> Description of the task
Skip the pictures and quote all of the lines exactly.

> Information supplied
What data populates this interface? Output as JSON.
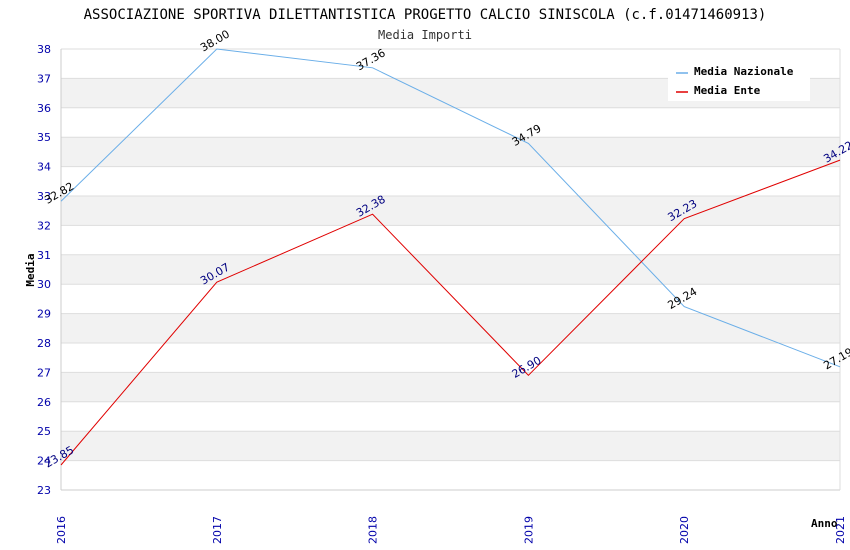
{
  "chart_data": {
    "type": "line",
    "title": "ASSOCIAZIONE SPORTIVA DILETTANTISTICA PROGETTO CALCIO SINISCOLA (c.f.01471460913)",
    "subtitle": "Media Importi",
    "xlabel": "Anno",
    "ylabel": "Media",
    "x": [
      "2016",
      "2017",
      "2018",
      "2019",
      "2020",
      "2021"
    ],
    "ylim": [
      23,
      38
    ],
    "yticks": [
      23,
      24,
      25,
      26,
      27,
      28,
      29,
      30,
      31,
      32,
      33,
      34,
      35,
      36,
      37,
      38
    ],
    "legend_position": "top-right",
    "series": [
      {
        "name": "Media Nazionale",
        "color": "#6aaee8",
        "values": [
          32.82,
          38.0,
          37.36,
          34.79,
          29.24,
          27.19
        ],
        "labels": [
          "32.82",
          "38.00",
          "37.36",
          "34.79",
          "29.24",
          "27.19"
        ]
      },
      {
        "name": "Media Ente",
        "color": "#e00000",
        "values": [
          23.85,
          30.07,
          32.38,
          26.9,
          32.23,
          34.22
        ],
        "labels": [
          "23.85",
          "30.07",
          "32.38",
          "26.90",
          "32.23",
          "34.22"
        ]
      }
    ]
  }
}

> Finished task
What data populates this interface? Output as JSON.
{
  "chart_data": {
    "type": "line",
    "title": "ASSOCIAZIONE SPORTIVA DILETTANTISTICA PROGETTO CALCIO SINISCOLA (c.f.01471460913)",
    "subtitle": "Media Importi",
    "xlabel": "Anno",
    "ylabel": "Media",
    "x": [
      "2016",
      "2017",
      "2018",
      "2019",
      "2020",
      "2021"
    ],
    "ylim": [
      23,
      38
    ],
    "yticks": [
      23,
      24,
      25,
      26,
      27,
      28,
      29,
      30,
      31,
      32,
      33,
      34,
      35,
      36,
      37,
      38
    ],
    "legend_position": "top-right",
    "series": [
      {
        "name": "Media Nazionale",
        "color": "#6aaee8",
        "values": [
          32.82,
          38.0,
          37.36,
          34.79,
          29.24,
          27.19
        ],
        "labels": [
          "32.82",
          "38.00",
          "37.36",
          "34.79",
          "29.24",
          "27.19"
        ]
      },
      {
        "name": "Media Ente",
        "color": "#e00000",
        "values": [
          23.85,
          30.07,
          32.38,
          26.9,
          32.23,
          34.22
        ],
        "labels": [
          "23.85",
          "30.07",
          "32.38",
          "26.90",
          "32.23",
          "34.22"
        ]
      }
    ]
  }
}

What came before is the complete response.